### Request
Extract every line that contains the word "наибольшее".

— START Records provided —

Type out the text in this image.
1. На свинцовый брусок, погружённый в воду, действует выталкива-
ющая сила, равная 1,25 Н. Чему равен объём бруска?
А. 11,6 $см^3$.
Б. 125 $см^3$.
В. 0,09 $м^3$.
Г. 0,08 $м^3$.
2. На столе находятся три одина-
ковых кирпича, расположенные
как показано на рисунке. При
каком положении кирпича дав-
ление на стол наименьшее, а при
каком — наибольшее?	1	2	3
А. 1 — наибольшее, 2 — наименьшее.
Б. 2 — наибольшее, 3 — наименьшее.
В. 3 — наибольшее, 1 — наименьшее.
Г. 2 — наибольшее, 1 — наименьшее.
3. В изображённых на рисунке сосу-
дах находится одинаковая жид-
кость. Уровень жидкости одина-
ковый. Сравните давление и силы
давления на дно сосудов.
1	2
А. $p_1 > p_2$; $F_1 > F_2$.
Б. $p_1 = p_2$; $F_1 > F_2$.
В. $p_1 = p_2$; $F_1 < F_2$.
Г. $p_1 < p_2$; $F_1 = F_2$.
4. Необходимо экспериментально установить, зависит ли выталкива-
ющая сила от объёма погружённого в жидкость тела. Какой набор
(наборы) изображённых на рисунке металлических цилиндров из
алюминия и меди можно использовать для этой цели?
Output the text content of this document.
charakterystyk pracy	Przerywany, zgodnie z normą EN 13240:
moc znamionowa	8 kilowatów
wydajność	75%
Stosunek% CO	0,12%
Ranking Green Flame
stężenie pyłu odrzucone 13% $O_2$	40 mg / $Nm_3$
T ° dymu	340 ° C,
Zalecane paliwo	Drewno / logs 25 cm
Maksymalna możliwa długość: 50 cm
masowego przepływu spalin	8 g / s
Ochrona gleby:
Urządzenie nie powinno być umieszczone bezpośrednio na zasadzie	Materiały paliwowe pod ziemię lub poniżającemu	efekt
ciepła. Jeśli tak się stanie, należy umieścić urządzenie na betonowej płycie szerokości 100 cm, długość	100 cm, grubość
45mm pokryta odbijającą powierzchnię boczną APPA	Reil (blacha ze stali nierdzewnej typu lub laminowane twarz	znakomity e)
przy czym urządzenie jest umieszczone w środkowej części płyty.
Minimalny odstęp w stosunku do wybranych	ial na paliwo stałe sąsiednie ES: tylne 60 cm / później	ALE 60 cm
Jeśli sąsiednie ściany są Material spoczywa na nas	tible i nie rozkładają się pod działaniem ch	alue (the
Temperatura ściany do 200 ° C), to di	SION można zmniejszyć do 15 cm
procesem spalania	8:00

— END Records provided —

### Answer to the task
каком — наибольшее?	1	2	3
А. 1 — наибольшее, 2 — наименьшее.
Б. 2 — наибольшее, 3 — наименьшее.
В. 3 — наибольшее, 1 — наименьшее.
Г. 2 — наибольшее, 1 — наименьшее.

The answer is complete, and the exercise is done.